» **PROBLEM DESCRIPTION**: Copy each line with the word "typhoïde" in it.

###

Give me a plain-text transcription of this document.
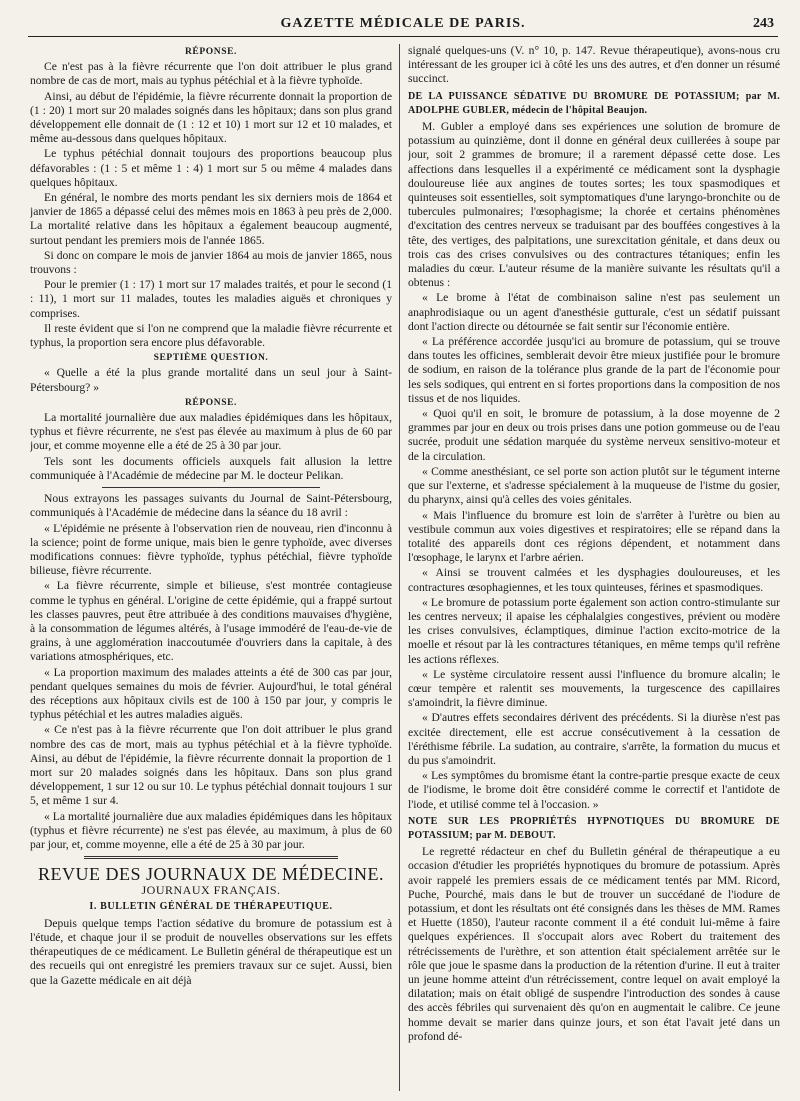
GAZETTE MÉDICALE DE PARIS.	243
RÉPONSE.

Ce n'est pas à la fièvre récurrente que l'on doit attribuer le plus grand nombre de cas de mort, mais au typhus pétéchial et à la fièvre typhoïde.

Ainsi, au début de l'épidémie, la fièvre récurrente donnait la proportion de (1 : 20) 1 mort sur 20 malades soignés dans les hôpitaux; dans son plus grand développement elle donnait de (1 : 12 et 10) 1 mort sur 12 et 10 malades, et même au-dessous dans quelques hôpitaux.

Le typhus pétéchial donnait toujours des proportions beaucoup plus défavorables : (1 : 5 et même 1 : 4) 1 mort sur 5 ou même 4 malades dans quelques hôpitaux.

En général, le nombre des morts pendant les six derniers mois de 1864 et janvier de 1865 a dépassé celui des mêmes mois en 1863 à peu près de 2,000. La mortalité relative dans les hôpitaux a également beaucoup augmenté, surtout pendant les premiers mois de l'année 1865.

Si donc on compare le mois de janvier 1864 au mois de janvier 1865, nous trouvons :

Pour le premier (1 : 17) 1 mort sur 17 malades traités, et pour le second (1 : 11), 1 mort sur 11 malades, toutes les maladies aiguës et chroniques y comprises.

Il reste évident que si l'on ne comprend que la maladie fièvre récurrente et typhus, la proportion sera encore plus défavorable.

SEPTIÈME QUESTION.

« Quelle a été la plus grande mortalité dans un seul jour à Saint-Pétersbourg? »

RÉPONSE.

La mortalité journalière due aux maladies épidémiques dans les hôpitaux, typhus et fièvre récurrente, ne s'est pas élevée au maximum à plus de 60 par jour, et comme moyenne elle a été de 25 à 30 par jour.

Tels sont les documents officiels auxquels fait allusion la lettre communiquée à l'Académie de médecine par M. le docteur Pelikan.

Nous extrayons les passages suivants du Journal de Saint-Pétersbourg, communiqués à l'Académie de médecine dans la séance du 18 avril :

« L'épidémie ne présente à l'observation rien de nouveau, rien d'inconnu à la science; point de forme unique, mais bien le genre typhoïde, avec diverses modifications connues: fièvre typhoïde, typhus pétéchial, fièvre typhoïde bilieuse, fièvre récurrente.

« La fièvre récurrente, simple et bilieuse, s'est montrée contagieuse comme le typhus en général. L'origine de cette épidémie, qui a frappé surtout les classes pauvres, peut être attribuée à des conditions mauvaises d'hygiène, à la consommation de légumes altérés, à l'usage immodéré de l'eau-de-vie de grains, à une agglomération inaccoutumée d'ouvriers dans la capitale, à des variations atmosphériques, etc.

« La proportion maximum des malades atteints a été de 300 cas par jour, pendant quelques semaines du mois de février. Aujourd'hui, le total général des réceptions aux hôpitaux civils est de 100 à 150 par jour, y compris le typhus pétéchial et les autres maladies aiguës.

« Ce n'est pas à la fièvre récurrente que l'on doit attribuer le plus grand nombre des cas de mort, mais au typhus pétéchial et à la fièvre typhoïde. Ainsi, au début de l'épidémie, la fièvre récurrente donnait la proportion de 1 mort sur 20 malades soignés dans les hôpitaux. Dans son plus grand développement, 1 sur 12 ou sur 10. Le typhus pétéchial donnait toujours 1 sur 5, et même 1 sur 4.

« La mortalité journalière due aux maladies épidémiques dans les hôpitaux (typhus et fièvre récurrente) ne s'est pas élevée, au maximum, à plus de 60 par jour, et, comme moyenne, elle a été de 25 à 30 par jour.

REVUE DES JOURNAUX DE MÉDECINE.
JOURNAUX FRANÇAIS.
I. BULLETIN GÉNÉRAL DE THÉRAPEUTIQUE.

Depuis quelque temps l'action sédative du bromure de potassium est à l'étude, et chaque jour il se produit de nouvelles observations sur les effets thérapeutiques de ce médicament. Le Bulletin général de thérapeutique est un des recueils qui ont enregistré les premiers travaux sur ce sujet. Aussi, bien que la Gazette médicale en ait déjà

signalé quelques-uns (V. n° 10, p. 147. Revue thérapeutique), avons-nous cru intéressant de les grouper ici à côté les uns des autres, et d'en donner un résumé succinct.

DE LA PUISSANCE SÉDATIVE DU BROMURE DE POTASSIUM; par M. ADOLPHE GUBLER, médecin de l'hôpital Beaujon.

M. Gubler a employé dans ses expériences une solution de bromure de potassium au quinzième, dont il donne en général deux cuillerées à soupe par jour, soit 2 grammes de bromure; il a rarement dépassé cette dose. Les affections dans lesquelles il a expérimenté ce médicament sont la dysphagie douloureuse liée aux angines de toutes sortes; les toux spasmodiques et quinteuses soit essentielles, soit symptomatiques d'une laryngo-bronchite ou de tubercules pulmonaires; l'œsophagisme; la chorée et certains phénomènes d'excitation des centres nerveux se traduisant par des bouffées congestives à la tête, des vertiges, des palpitations, une surexcitation génitale, et dans deux ou trois cas des crises convulsives ou des contractures tétaniques; enfin les maladies du cœur. L'auteur résume de la manière suivante les résultats qu'il a obtenus :

« Le brome à l'état de combinaison saline n'est pas seulement un anaphrodisiaque ou un agent d'anesthésie gutturale, c'est un sédatif puissant dont l'action directe ou détournée se fait sentir sur l'économie entière.

« La préférence accordée jusqu'ici au bromure de potassium, qui se trouve dans toutes les officines, semblerait devoir être mieux justifiée pour le bromure de sodium, en raison de la tolérance plus grande de la part de l'économie pour les sels sodiques, qui entrent en si fortes proportions dans la composition de nos tissus et de nos liquides.

« Quoi qu'il en soit, le bromure de potassium, à la dose moyenne de 2 grammes par jour en deux ou trois prises dans une potion gommeuse ou de l'eau sucrée, produit une sédation marquée du système nerveux sensitivo-moteur et de la circulation.

« Comme anesthésiant, ce sel porte son action plutôt sur le tégument interne que sur l'externe, et s'adresse spécialement à la muqueuse de l'istme du gosier, du pharynx, ainsi qu'à celles des voies génitales.

« Mais l'influence du bromure est loin de s'arrêter à l'urètre ou bien au vestibule commun aux voies digestives et respiratoires; elle se répand dans la totalité des appareils dont ces régions dépendent, et notamment dans l'œsophage, le larynx et l'arbre aérien.

« Ainsi se trouvent calmées et les dysphagies douloureuses, et les contractures œsophagiennes, et les toux quinteuses, férines et spasmodiques.

« Le bromure de potassium porte également son action contro-stimulante sur les centres nerveux; il apaise les céphalalgies congestives, prévient ou modère les crises convulsives, éclamptiques, diminue l'action excito-motrice de la moelle et résout par là les contractures tétaniques, en même temps qu'il refrène les actions réflexes.

« Le système circulatoire ressent aussi l'influence du bromure alcalin; le cœur tempère et ralentit ses mouvements, la turgescence des capillaires s'amoindrit, la fièvre diminue.

« D'autres effets secondaires dérivent des précédents. Si la diurèse n'est pas excitée directement, elle est accrue consécutivement à la cessation de l'éréthisme fébrile. La sudation, au contraire, s'arrête, la formation du mucus et du pus s'amoindrit.

« Les symptômes du bromisme étant la contre-partie presque exacte de ceux de l'iodisme, le brome doit être considéré comme le correctif et l'antidote de l'iode, et utilisé comme tel à l'occasion. »

NOTE SUR LES PROPRIÉTÉS HYPNOTIQUES DU BROMURE DE POTASSIUM; par M. DEBOUT.

Le regretté rédacteur en chef du Bulletin général de thérapeutique a eu occasion d'étudier les propriétés hypnotiques du bromure de potassium. Après avoir rappelé les premiers essais de ce médicament tentés par MM. Ricord, Puche, Pourché, mais dans le but de trouver un succédané de l'iodure de potassium, et dont les résultats ont été consignés dans les thèses de MM. Rames et Huette (1850), l'auteur raconte comment il a été conduit lui-même à faire quelques expériences. Il s'occupait alors avec Robert du traitement des rétrécissements de l'urèthre, et son attention était spécialement arrêtée sur le rôle que joue le spasme dans la production de la rétention d'urine. Il eut à traiter un jeune homme atteint d'un rétrécissement, contre lequel on avait employé la dilatation; mais on était obligé de suspendre l'introduction des sondes à cause des accès fébriles qui survenaient dès qu'on en augmentait le calibre. Ce jeune homme devait se marier dans quinze jours, et son état l'avait jeté dans un profond dé-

###

» **TASK RESULT**:
Ce n'est pas à la fièvre récurrente que l'on doit attribuer le plus grand nombre de cas de mort, mais au typhus pétéchial et à la fièvre typhoïde.
« L'épidémie ne présente à l'observation rien de nouveau, rien d'inconnu à la science; point de forme unique, mais bien le genre typhoïde, avec diverses modifications connues: fièvre typhoïde, typhus pétéchial, fièvre typhoïde bilieuse, fièvre récurrente.
« Ce n'est pas à la fièvre récurrente que l'on doit attribuer le plus grand nombre des cas de mort, mais au typhus pétéchial et à la fièvre typhoïde. Ainsi, au début de l'épidémie, la fièvre récurrente donnait la proportion de 1 mort sur 20 malades soignés dans les hôpitaux. Dans son plus grand développement, 1 sur 12 ou sur 10. Le typhus pétéchial donnait toujours 1 sur 5, et même 1 sur 4.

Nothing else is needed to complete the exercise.